Word for word, give the material below again, minus any images.

---------- Given entries ----------

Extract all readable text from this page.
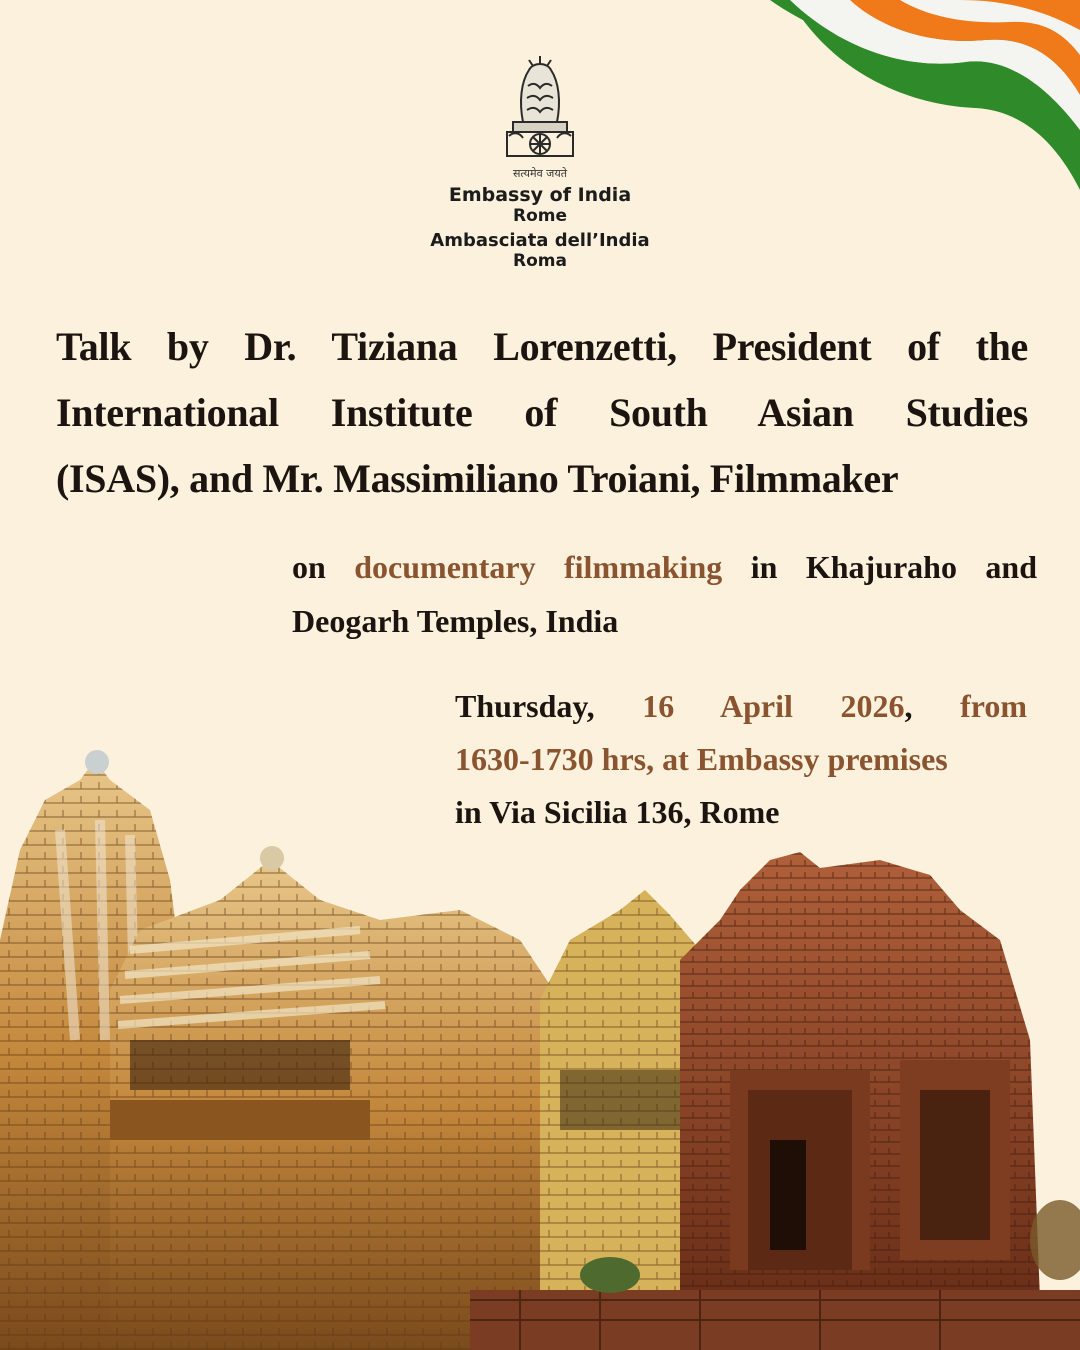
सत्यमेव जयते
Embassy of India
Rome
Ambasciata dell’India
Roma
Talk by Dr. Tiziana Lorenzetti, President of the
International Institute of South Asian Studies
(ISAS), and Mr. Massimiliano Troiani, Filmmaker
on documentary filmmaking in Khajuraho and
Deogarh Temples, India
Thursday, 16 April 2026, from
1630-1730 hrs, at Embassy premises
in Via Sicilia 136, Rome
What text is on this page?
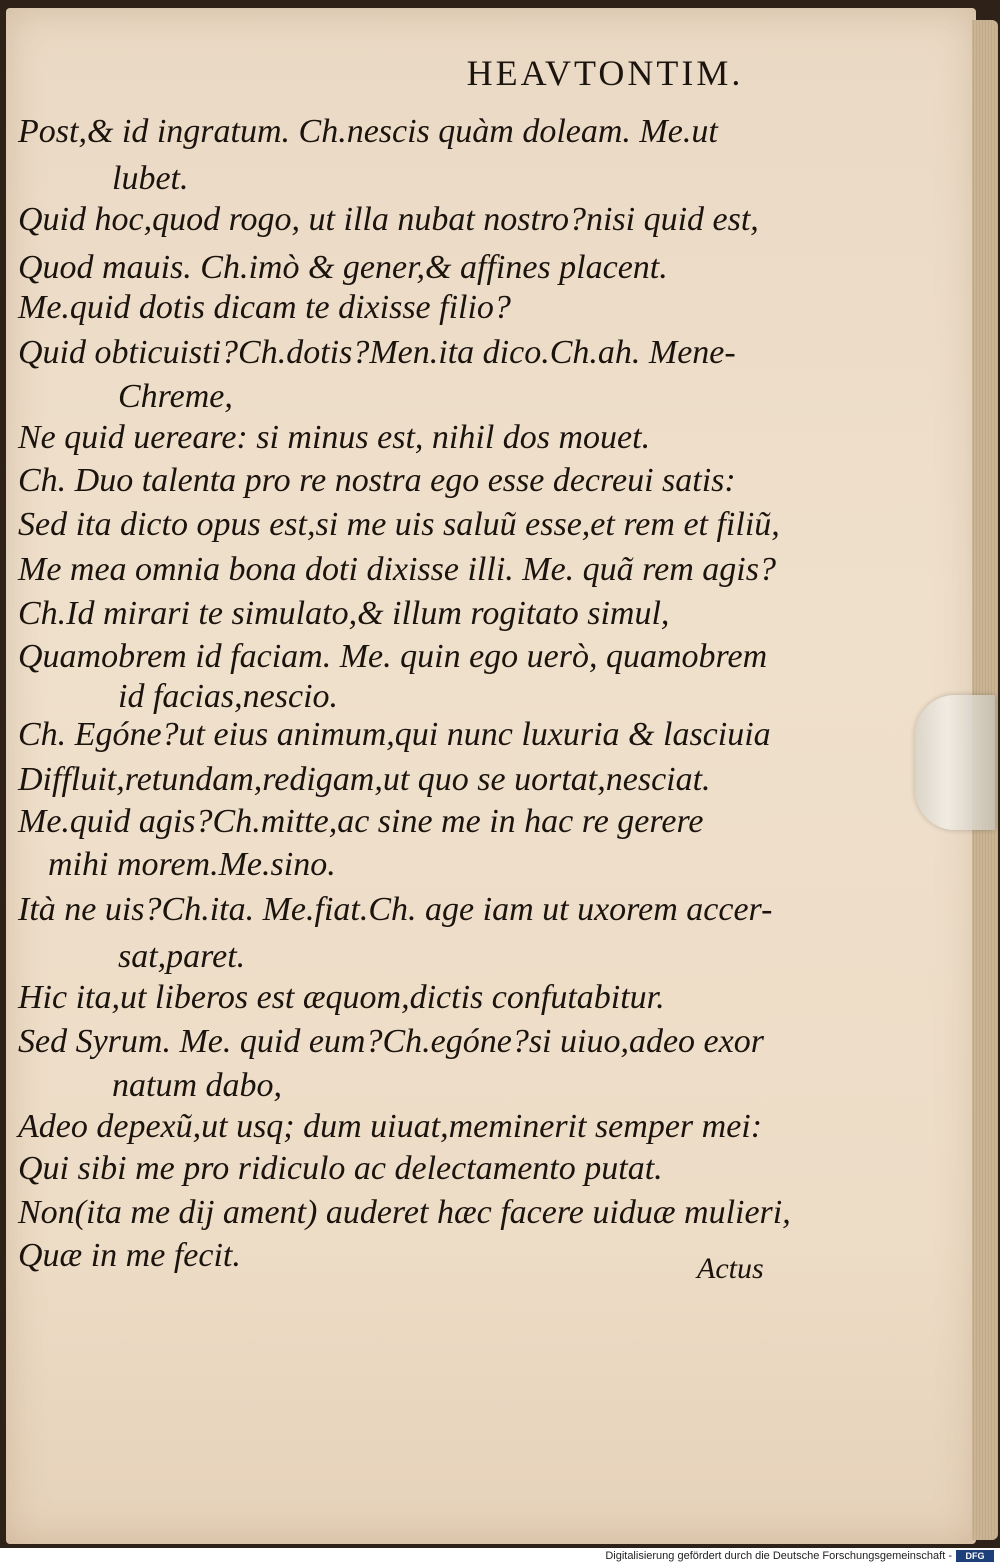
HEAVTONTIM.
Post,& id ingratum. Ch.nescis quàm doleam. Me.ut
lubet.
Quid hoc,quod rogo, ut illa nubat nostro?nisi quid est,
Quod mauis. Ch.imò & gener,& affines placent.
Me.quid dotis dicam te dixisse filio?
Quid obticuisti?Ch.dotis?Men.ita dico.Ch.ah. Mene-
Chreme,
Ne quid uereare: si minus est, nihil dos mouet.
Ch. Duo talenta pro re nostra ego esse decreui satis:
Sed ita dicto opus est,si me uis saluũ esse,et rem et filiũ,
Me mea omnia bona doti dixisse illi. Me. quã rem agis?
Ch.Id mirari te simulato,& illum rogitato simul,
Quamobrem id faciam. Me. quin ego uerò, quamobrem
id facias,nescio.
Ch. Egóne?ut eius animum,qui nunc luxuria & lasciuia
Diffluit,retundam,redigam,ut quo se uortat,nesciat.
Me.quid agis?Ch.mitte,ac sine me in hac re gerere
mihi morem.Me.sino.
Ità ne uis?Ch.ita. Me.fiat.Ch. age iam ut uxorem accer-
sat,paret.
Hic ita,ut liberos est æquom,dictis confutabitur.
Sed Syrum. Me. quid eum?Ch.egóne?si uiuo,adeo exor
natum dabo,
Adeo depexũ,ut usq; dum uiuat,meminerit semper mei:
Qui sibi me pro ridiculo ac delectamento putat.
Non(ita me dij ament) auderet hæc facere uiduæ mulieri,
Quæ in me fecit.	Actus
Digitalisierung gefördert durch die Deutsche Forschungsgemeinschaft -	DFG
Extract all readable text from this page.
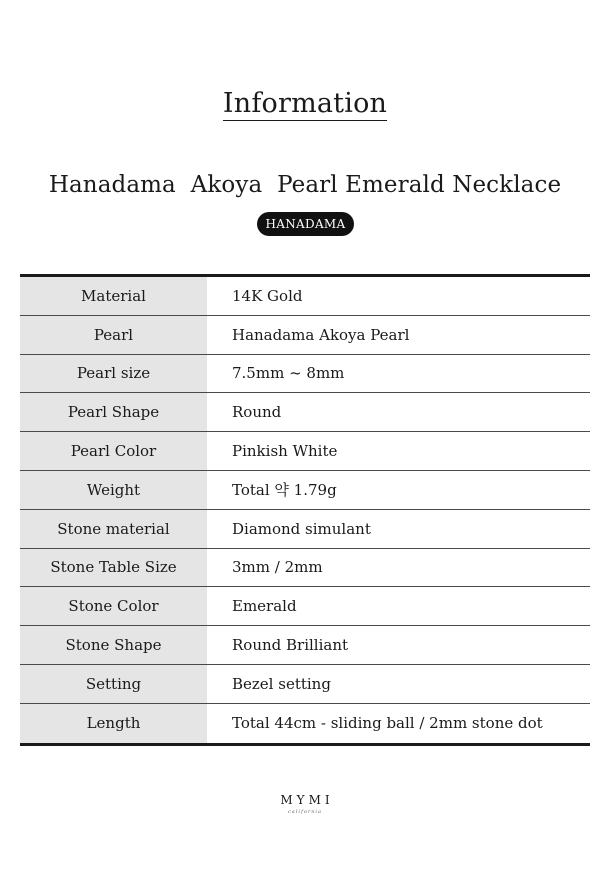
Information
Hanadama  Akoya  Pearl Emerald Necklace
HANADAMA
Material	14K Gold
Pearl	Hanadama Akoya Pearl
Pearl size	7.5mm ~ 8mm
Pearl Shape	Round
Pearl Color	Pinkish White
Weight	Total 약 1.79g
Stone material	Diamond simulant
Stone Table Size	3mm / 2mm
Stone Color	Emerald
Stone Shape	Round Brilliant
Setting	Bezel setting
Length	Total 44cm - sliding ball / 2mm stone dot
MYMI
california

----------

● Task response:
Extract all readable text from this page.
सत्यमेव जयते
Embassy of India
Rome
Ambasciata dell’India
Roma
Talk by Dr. Tiziana Lorenzetti, President of the
International Institute of South Asian Studies
(ISAS), and Mr. Massimiliano Troiani, Filmmaker
on documentary filmmaking in Khajuraho and
Deogarh Temples, India
Thursday, 16 April 2026, from
1630-1730 hrs, at Embassy premises
in Via Sicilia 136, Rome
What text is on this page?
HEAVTONTIM.
Post,& id ingratum. Ch.nescis quàm doleam. Me.ut
lubet.
Quid hoc,quod rogo, ut illa nubat nostro?nisi quid est,
Quod mauis. Ch.imò & gener,& affines placent.
Me.quid dotis dicam te dixisse filio?
Quid obticuisti?Ch.dotis?Men.ita dico.Ch.ah. Mene-
Chreme,
Ne quid uereare: si minus est, nihil dos mouet.
Ch. Duo talenta pro re nostra ego esse decreui satis:
Sed ita dicto opus est,si me uis saluũ esse,et rem et filiũ,
Me mea omnia bona doti dixisse illi. Me. quã rem agis?
Ch.Id mirari te simulato,& illum rogitato simul,
Quamobrem id faciam. Me. quin ego uerò, quamobrem
id facias,nescio.
Ch. Egóne?ut eius animum,qui nunc luxuria & lasciuia
Diffluit,retundam,redigam,ut quo se uortat,nesciat.
Me.quid agis?Ch.mitte,ac sine me in hac re gerere
mihi morem.Me.sino.
Ità ne uis?Ch.ita. Me.fiat.Ch. age iam ut uxorem accer-
sat,paret.
Hic ita,ut liberos est æquom,dictis confutabitur.
Sed Syrum. Me. quid eum?Ch.egóne?si uiuo,adeo exor
natum dabo,
Adeo depexũ,ut usq; dum uiuat,meminerit semper mei:
Qui sibi me pro ridiculo ac delectamento putat.
Non(ita me dij ament) auderet hæc facere uiduæ mulieri,
Quæ in me fecit.	Actus
Digitalisierung gefördert durch die Deutsche Forschungsgemeinschaft -	DFG
Extract all readable text from this page.
Information
Hanadama  Akoya  Pearl Emerald Necklace
HANADAMA
Material	14K Gold
Pearl	Hanadama Akoya Pearl
Pearl size	7.5mm ~ 8mm
Pearl Shape	Round
Pearl Color	Pinkish White
Weight	Total 약 1.79g
Stone material	Diamond simulant
Stone Table Size	3mm / 2mm
Stone Color	Emerald
Stone Shape	Round Brilliant
Setting	Bezel setting
Length	Total 44cm - sliding ball / 2mm stone dot
MYMI
california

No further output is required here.